ENTRIES SHOWN »
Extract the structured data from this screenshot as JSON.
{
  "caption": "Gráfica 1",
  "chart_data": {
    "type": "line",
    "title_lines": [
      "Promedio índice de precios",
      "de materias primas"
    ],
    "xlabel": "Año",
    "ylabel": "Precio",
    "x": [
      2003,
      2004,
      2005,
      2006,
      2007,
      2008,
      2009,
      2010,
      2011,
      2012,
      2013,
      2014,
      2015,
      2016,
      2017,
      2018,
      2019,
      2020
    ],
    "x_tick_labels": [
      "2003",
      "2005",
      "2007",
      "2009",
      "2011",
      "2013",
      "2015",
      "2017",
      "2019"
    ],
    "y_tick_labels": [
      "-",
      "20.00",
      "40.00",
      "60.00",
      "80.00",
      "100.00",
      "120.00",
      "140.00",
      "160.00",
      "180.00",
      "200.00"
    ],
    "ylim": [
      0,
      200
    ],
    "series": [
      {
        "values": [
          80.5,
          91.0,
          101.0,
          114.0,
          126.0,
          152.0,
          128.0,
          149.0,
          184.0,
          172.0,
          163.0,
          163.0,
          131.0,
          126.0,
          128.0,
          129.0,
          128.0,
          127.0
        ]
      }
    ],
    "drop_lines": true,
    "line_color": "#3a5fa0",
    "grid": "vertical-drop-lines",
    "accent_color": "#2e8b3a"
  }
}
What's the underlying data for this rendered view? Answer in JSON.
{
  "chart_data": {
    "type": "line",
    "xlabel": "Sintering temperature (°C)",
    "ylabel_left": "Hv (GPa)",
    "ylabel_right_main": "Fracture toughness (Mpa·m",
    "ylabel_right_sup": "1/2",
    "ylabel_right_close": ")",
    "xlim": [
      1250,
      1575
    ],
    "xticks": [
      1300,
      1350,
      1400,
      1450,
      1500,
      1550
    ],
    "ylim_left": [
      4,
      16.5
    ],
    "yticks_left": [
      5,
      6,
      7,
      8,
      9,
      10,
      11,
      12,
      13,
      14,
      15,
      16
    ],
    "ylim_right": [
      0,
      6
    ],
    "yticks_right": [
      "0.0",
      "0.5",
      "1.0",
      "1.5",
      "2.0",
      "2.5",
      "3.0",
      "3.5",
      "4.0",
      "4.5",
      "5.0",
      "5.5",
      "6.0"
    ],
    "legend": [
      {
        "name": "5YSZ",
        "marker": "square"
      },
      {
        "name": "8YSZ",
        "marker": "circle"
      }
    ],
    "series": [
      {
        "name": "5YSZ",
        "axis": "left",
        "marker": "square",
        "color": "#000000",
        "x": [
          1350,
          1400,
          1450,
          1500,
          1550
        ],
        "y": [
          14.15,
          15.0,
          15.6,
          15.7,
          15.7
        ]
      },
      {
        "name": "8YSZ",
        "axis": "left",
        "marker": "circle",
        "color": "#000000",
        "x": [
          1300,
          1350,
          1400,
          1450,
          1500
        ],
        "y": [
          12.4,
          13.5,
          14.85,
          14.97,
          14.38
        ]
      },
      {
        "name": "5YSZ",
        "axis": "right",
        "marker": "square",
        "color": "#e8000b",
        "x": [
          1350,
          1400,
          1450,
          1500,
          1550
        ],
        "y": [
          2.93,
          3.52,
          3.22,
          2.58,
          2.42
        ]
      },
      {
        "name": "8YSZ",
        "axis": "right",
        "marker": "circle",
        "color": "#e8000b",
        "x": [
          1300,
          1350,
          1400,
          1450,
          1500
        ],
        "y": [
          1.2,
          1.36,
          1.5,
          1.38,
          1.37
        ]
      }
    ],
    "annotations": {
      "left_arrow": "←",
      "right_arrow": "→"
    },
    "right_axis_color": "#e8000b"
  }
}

EXERCISE INSTRUCTIONS » Locate all lines in the listing above with the word "JSON" and copy them.

FINAL RESULT »
Extract the structured data from this screenshot as JSON.
What's the underlying data for this rendered view? Answer in JSON.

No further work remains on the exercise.